モデル比較:YOLOv8とYOLOv7のオブジェクト検出
適切な物体検出モデルの選択は、コンピュータビジョンタスクで最適なパフォーマンスを達成するために不可欠です。このページでは、この分野で重要な2つのモデルであるUltralytics YOLOv8とYOLOv7の技術的な比較を提供します。アーキテクチャのニュアンス、パフォーマンスのベンチマーク、理想的なアプリケーションを分析して、モデル選択のプロセスをガイドし、Ultralyticsエコシステムが提供する利点を強調します。両方のモデルが最先端技術を進歩させていますが、YOLOv8は、その強化されたパフォーマンス、汎用性、および卓越した使いやすさにより、最新のアプリケーションにとって優れた選択肢として登場しています。
YOLOv8:最先端の効率と適応性
Ultralytics YOLOv8は、2023年にリリースされたUltralyticsの最新のフラッグシップモデルです。前モデルの成功を基に、新たなレベルのパフォーマンス、柔軟性、効率性を導入しています。最先端モデルとして、YOLOv8は幅広いコンピュータビジョンタスクで優れた性能を発揮するように設計されています。
著者: Glenn Jocher, Ayush Chaurasia, and Jing Qiu
所属: Ultralytics
日付: 2023-01-10
GitHub: https://github.com/ultralytics/ultralytics
ドキュメント: https://docs.ultralytics.com/models/yolov8/
アーキテクチャと設計
YOLOv8は、強力かつユーザーフレンドリーな洗練されたアーキテクチャを特徴としています。主なアーキテクチャの改善点としては、新しいアンカーフリーの検出ヘッドと、より効率的なバックボーンが挙げられます。アンカーフリー設計により、ボックス予測の数が減り、Non-Maximum Suppression (NMS)のような後処理ステップが簡素化され、推論速度が向上します。これにより、YOLOv8は手動でのアンカー調整なしに、さまざまなオブジェクトの形状やサイズにより適応できるようになります。

課題内容:
A: YOLOv8とYOLOv7の比較記事のうち、「YOLOv8:最先端の効率と適応性」から始まって「するように設計されています。」までの部分を、「フラッグシップモデル」を「主力モデル」に変えて書き直してください。
B: YOLOv8とYOLOv7の比較記事について、次の問いに答えてください。
(i) このページで技術的に比較されている2つのモデルは何ですか。
(ii) YOLOv8の日付として示されているのはいつですか。
(iii) YOLOv8の主なアーキテクチャの改善点として挙げられている2つは何ですか。
C: YOLOv8とYOLOv7の比較記事を、最後の文の後から書き継いでください。

データ部分:

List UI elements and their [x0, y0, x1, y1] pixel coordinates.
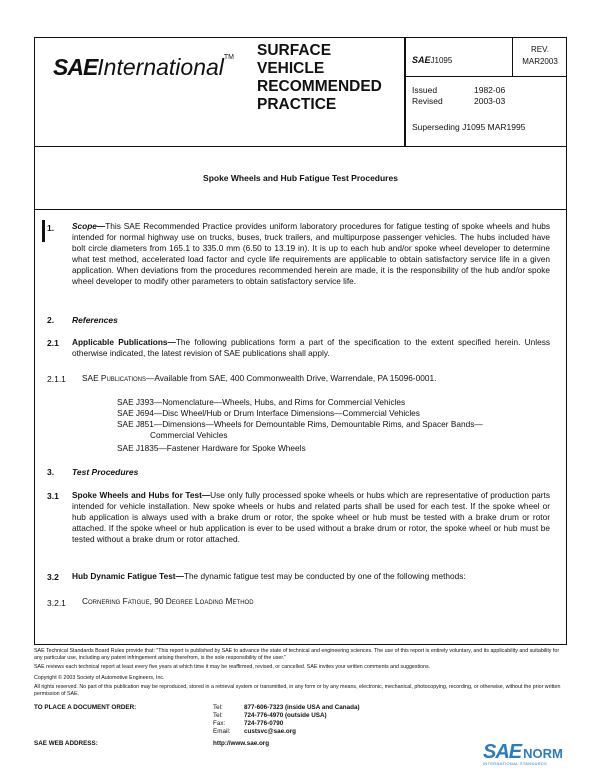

練習問題の解答:
A:
YOLOv8:最先端の効率と適応性
Ultralytics YOLOv8は、2023年にリリースされたUltralyticsの最新の主力モデルです。前モデルの成功を基に、新たなレベルのパフォーマンス、柔軟性、効率性を導入しています。最先端モデルとして、YOLOv8は幅広いコンピュータビジョンタスクで優れた性能を発揮するように設計されています。

B:
(i) Ultralytics YOLOv8とYOLOv7です。
(ii) 2023-01-10です。
(iii) 新しいアンカーフリーの検出ヘッドと、より効率的なバックボーンです。

C:
長所
- 最先端のパフォーマンス: YOLOv8は、精度と速度の卓越したバランスを実現し、すべてのスケールで以前のモデルを凌駕します。より小型のモデルは、同等のYOLOv7バリアントよりも高速かつ高精度であり、より大型のモデルは、精度に関する新たな基準を打ち立てます。
- 比類なき汎用性: 主に物体検出器であるYOLOv7とは異なり、YOLOv8は、物体検出、インスタンスセグメンテーション、ポーズ推定、画像分類、指向性物体検出(OBB)といった複数のタスクをすぐにサポートする統合フレームワークです。
- 使いやすさ: Ultralyticsは、効率化された開発者エクスペリエンスを重視しています。YOLOv8には、シンプルなPython APIとCLI、包括的なドキュメント、およびノーコードでのトレーニングとデプロイメントのためのUltralytics HUBのようなツールとのシームレスな統合が付属しています。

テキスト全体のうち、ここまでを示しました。